Work to do.
Report how many lines below contain the word "SIGLO", and give only that number.

Data entries:
◇ ◇ ◇ ◇ ◇ ◇ ◇
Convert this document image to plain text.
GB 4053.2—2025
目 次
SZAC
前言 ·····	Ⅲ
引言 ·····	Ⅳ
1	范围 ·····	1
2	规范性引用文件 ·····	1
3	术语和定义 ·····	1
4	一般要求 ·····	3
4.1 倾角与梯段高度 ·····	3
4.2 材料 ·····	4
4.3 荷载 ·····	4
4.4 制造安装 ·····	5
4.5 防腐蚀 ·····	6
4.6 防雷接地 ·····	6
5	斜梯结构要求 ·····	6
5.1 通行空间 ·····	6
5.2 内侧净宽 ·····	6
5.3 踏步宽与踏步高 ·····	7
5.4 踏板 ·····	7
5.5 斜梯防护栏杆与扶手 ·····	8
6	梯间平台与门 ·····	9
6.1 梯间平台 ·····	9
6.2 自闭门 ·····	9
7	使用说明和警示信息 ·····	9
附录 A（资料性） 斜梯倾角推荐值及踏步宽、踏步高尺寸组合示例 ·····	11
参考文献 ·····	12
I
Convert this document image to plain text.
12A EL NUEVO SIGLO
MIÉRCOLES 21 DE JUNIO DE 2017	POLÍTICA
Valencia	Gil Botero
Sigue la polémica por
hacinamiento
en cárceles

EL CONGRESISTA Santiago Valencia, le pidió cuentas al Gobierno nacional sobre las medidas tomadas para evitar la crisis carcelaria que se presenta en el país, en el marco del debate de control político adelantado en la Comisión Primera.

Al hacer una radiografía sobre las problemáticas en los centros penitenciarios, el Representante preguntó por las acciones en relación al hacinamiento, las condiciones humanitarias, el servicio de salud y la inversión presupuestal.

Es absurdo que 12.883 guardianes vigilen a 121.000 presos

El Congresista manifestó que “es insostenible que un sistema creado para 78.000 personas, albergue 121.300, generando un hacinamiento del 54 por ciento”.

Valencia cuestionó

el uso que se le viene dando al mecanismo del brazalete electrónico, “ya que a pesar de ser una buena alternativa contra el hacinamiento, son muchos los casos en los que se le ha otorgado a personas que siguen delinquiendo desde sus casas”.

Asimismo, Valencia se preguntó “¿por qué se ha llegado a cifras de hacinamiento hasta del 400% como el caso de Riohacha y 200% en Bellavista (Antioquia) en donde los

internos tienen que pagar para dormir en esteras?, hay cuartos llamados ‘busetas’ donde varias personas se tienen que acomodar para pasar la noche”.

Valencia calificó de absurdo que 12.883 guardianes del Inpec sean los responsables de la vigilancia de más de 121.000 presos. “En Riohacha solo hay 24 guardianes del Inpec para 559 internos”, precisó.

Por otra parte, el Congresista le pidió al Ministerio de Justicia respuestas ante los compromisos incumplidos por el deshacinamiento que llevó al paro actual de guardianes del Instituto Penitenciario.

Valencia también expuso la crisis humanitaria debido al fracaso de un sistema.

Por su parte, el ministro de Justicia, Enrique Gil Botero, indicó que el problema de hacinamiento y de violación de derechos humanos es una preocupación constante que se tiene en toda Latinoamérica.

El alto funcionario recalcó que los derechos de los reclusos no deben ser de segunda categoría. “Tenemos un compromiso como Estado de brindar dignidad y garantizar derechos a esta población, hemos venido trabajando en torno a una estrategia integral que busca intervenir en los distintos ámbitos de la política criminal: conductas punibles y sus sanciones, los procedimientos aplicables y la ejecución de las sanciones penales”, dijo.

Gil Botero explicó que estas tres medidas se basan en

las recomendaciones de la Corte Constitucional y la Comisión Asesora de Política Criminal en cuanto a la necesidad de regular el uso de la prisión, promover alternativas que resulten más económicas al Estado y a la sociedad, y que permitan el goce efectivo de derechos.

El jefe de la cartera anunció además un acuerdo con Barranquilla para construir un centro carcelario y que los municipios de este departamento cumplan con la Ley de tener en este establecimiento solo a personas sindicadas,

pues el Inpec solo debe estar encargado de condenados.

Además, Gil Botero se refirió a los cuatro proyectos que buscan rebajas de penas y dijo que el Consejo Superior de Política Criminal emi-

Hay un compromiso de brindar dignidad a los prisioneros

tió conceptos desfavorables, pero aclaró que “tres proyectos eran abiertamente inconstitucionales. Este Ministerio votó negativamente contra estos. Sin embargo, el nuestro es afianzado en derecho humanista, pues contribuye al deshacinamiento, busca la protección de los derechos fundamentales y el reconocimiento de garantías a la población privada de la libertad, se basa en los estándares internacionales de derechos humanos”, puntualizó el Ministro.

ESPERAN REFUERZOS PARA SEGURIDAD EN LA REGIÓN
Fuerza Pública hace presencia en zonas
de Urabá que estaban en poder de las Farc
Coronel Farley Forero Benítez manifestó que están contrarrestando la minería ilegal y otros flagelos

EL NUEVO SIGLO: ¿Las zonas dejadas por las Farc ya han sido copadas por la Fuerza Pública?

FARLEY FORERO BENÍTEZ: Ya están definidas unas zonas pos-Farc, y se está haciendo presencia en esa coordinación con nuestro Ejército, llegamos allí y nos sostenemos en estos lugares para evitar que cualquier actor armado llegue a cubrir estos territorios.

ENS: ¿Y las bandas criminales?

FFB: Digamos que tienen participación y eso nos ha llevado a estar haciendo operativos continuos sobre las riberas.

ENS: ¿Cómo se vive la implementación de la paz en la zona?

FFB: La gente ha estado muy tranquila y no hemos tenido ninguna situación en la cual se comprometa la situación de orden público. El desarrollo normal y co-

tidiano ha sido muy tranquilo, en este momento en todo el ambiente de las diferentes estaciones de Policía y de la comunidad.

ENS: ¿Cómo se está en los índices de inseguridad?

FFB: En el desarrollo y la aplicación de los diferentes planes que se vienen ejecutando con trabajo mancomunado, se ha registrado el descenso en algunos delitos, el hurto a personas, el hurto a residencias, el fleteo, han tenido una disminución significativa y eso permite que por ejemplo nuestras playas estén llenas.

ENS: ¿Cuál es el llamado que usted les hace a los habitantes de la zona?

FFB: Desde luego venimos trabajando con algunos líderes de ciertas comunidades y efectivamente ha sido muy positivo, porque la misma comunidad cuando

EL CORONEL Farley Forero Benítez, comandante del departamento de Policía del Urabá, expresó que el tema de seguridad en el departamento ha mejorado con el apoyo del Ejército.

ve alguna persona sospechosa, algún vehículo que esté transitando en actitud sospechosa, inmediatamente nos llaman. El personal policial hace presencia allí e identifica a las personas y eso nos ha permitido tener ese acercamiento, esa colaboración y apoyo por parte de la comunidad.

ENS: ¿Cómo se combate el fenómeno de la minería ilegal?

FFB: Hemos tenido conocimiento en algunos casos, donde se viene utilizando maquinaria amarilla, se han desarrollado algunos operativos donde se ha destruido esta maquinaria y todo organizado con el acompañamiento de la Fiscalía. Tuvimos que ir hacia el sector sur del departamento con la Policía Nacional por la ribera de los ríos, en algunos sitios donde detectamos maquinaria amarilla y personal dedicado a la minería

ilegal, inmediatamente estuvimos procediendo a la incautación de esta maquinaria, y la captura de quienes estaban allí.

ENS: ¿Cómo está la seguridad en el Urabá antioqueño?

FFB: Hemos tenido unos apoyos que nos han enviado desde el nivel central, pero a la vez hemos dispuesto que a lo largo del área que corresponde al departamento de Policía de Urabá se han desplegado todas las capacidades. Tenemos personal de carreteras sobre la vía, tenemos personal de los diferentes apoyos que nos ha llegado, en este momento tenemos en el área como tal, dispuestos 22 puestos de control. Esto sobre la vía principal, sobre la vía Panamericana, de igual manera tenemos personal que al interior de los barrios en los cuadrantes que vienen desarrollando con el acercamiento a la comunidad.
◇ ◇ ◇ ◇ ◇ ◇ ◇
Solution for this exercise.
2